▶ Goal of the exercise
Quote precisely the final stretch of the listing: start at the line containing "Serialize everything readable" and stop after the last line.

▶ Data lines
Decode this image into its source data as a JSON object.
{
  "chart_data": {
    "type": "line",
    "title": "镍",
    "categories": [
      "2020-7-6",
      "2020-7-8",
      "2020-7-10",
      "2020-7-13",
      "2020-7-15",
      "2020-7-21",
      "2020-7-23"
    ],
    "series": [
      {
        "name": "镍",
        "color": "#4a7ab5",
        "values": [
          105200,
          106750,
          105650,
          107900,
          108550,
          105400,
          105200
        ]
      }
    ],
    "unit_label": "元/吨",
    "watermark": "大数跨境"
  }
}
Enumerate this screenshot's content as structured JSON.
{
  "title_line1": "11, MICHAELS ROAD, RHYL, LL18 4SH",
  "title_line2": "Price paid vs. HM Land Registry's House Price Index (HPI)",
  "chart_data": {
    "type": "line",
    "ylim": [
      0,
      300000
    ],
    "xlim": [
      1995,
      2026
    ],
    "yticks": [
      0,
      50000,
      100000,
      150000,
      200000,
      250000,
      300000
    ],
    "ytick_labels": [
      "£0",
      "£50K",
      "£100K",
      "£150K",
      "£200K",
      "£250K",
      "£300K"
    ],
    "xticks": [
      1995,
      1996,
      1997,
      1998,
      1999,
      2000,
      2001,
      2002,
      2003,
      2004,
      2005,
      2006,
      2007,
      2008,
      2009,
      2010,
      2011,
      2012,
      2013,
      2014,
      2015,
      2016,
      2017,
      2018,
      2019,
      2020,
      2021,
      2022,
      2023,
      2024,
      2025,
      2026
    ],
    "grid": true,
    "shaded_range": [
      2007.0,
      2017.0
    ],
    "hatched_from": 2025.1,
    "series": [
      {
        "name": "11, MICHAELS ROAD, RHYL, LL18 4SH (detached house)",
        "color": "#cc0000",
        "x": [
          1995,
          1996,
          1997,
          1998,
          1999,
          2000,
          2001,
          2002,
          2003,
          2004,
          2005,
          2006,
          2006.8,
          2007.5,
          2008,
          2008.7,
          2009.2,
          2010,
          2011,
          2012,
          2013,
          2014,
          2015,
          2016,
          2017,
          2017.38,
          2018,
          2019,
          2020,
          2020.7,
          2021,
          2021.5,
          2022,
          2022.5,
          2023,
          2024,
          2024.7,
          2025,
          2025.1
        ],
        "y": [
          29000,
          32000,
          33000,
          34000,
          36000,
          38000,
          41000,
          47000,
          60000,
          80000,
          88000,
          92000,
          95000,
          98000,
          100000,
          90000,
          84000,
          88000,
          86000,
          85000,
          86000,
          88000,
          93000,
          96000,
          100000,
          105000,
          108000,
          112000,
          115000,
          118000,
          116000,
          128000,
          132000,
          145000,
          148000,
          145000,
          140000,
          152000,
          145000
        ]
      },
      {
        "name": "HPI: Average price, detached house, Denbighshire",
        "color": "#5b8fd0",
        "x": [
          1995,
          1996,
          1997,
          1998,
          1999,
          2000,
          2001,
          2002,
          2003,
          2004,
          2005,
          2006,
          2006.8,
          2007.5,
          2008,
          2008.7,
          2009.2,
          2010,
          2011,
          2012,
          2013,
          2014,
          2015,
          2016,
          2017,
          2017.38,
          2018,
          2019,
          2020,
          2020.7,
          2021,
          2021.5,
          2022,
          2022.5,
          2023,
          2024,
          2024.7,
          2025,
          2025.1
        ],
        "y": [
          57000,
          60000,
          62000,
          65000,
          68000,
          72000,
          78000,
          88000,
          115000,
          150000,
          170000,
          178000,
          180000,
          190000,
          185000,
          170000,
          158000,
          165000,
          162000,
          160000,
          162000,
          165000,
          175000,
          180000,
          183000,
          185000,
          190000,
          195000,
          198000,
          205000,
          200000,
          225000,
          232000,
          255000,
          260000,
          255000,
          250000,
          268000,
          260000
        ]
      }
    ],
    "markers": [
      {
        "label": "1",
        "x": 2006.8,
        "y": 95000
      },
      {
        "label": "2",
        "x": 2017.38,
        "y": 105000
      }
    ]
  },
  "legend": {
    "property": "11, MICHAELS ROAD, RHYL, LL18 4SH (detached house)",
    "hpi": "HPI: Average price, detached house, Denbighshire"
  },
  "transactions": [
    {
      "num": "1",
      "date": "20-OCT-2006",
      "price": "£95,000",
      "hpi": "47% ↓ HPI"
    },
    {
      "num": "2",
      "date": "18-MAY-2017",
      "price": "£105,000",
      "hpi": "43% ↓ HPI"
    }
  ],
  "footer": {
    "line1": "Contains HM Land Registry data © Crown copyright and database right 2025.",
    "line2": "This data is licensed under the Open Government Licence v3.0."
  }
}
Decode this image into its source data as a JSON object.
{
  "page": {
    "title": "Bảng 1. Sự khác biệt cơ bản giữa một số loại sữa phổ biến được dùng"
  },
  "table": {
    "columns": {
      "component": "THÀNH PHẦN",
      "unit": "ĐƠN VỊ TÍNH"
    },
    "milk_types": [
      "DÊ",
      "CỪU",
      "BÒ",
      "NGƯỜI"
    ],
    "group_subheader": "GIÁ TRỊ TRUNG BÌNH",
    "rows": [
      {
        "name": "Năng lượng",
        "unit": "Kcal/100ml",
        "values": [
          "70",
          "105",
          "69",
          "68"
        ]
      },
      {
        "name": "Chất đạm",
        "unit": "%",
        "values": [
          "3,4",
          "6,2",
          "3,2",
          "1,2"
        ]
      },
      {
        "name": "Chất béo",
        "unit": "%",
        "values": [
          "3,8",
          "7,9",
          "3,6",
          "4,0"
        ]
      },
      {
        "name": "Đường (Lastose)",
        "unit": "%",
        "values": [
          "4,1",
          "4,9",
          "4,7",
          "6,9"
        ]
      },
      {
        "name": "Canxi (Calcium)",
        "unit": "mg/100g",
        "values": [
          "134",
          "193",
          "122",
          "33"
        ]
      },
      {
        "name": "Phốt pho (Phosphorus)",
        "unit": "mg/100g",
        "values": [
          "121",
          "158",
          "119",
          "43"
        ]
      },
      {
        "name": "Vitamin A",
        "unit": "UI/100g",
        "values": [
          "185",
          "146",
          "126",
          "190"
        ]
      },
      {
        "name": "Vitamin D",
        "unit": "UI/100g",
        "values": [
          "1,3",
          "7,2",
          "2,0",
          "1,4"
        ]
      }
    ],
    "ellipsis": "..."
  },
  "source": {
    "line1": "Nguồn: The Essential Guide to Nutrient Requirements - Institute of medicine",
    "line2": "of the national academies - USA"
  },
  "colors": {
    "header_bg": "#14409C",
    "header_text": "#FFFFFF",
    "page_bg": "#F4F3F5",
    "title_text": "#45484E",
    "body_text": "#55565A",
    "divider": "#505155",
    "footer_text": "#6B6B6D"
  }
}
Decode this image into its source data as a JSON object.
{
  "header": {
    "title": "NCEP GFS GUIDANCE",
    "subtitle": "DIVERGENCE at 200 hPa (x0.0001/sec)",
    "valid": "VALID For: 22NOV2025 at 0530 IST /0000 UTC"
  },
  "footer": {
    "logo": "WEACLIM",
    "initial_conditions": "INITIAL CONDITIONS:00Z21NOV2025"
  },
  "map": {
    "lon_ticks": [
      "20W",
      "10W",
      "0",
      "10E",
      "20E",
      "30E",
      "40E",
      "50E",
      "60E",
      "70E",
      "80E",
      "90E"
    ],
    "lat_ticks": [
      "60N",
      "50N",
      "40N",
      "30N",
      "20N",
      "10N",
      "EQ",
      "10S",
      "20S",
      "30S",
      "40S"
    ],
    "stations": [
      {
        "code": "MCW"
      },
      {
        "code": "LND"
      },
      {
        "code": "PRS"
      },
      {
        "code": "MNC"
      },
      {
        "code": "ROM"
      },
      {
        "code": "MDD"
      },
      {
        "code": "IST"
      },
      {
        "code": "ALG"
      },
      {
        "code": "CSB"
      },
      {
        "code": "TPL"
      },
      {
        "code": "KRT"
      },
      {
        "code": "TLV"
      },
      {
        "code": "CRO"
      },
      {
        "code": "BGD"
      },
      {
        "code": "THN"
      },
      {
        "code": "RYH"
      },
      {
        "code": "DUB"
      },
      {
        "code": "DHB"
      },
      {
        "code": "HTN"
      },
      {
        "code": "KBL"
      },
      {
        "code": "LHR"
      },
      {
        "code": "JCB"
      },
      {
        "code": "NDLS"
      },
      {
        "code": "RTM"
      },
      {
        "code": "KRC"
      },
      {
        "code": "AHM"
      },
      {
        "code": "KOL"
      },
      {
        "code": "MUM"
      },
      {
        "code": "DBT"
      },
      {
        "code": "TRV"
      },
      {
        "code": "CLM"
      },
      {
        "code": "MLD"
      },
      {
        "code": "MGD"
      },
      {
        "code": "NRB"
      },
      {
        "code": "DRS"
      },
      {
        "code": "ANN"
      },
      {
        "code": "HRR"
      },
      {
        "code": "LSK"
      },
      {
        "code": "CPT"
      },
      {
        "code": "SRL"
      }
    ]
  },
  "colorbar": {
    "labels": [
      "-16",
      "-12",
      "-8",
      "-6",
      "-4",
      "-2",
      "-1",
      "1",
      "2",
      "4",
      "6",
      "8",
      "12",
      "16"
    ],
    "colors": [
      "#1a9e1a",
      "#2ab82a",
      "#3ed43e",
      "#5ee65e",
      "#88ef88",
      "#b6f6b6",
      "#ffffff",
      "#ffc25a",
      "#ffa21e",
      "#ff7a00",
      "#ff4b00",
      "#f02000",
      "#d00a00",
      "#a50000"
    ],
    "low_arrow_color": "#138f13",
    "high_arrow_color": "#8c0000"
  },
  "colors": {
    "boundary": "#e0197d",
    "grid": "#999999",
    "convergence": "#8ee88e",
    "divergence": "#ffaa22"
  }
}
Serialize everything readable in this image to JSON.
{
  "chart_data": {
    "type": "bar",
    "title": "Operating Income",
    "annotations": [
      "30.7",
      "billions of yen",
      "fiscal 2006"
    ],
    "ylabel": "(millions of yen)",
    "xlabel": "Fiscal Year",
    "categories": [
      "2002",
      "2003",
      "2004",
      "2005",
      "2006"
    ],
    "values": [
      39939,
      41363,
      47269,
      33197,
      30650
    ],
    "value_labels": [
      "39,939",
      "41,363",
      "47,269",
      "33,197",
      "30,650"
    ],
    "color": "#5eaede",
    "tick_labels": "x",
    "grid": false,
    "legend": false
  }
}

▶ Reply to the exercise
Serialize everything readable in this image to JSON.
{
  "chart_data": {
    "type": "bar",
    "title": "Operating Income",
    "annotations": [
      "30.7",
      "billions of yen",
      "fiscal 2006"
    ],
    "ylabel": "(millions of yen)",
    "xlabel": "Fiscal Year",
    "categories": [
      "2002",
      "2003",
      "2004",
      "2005",
      "2006"
    ],
    "values": [
      39939,
      41363,
      47269,
      33197,
      30650
    ],
    "value_labels": [
      "39,939",
      "41,363",
      "47,269",
      "33,197",
      "30,650"
    ],
    "color": "#5eaede",
    "tick_labels": "x",
    "grid": false,
    "legend": false
  }
}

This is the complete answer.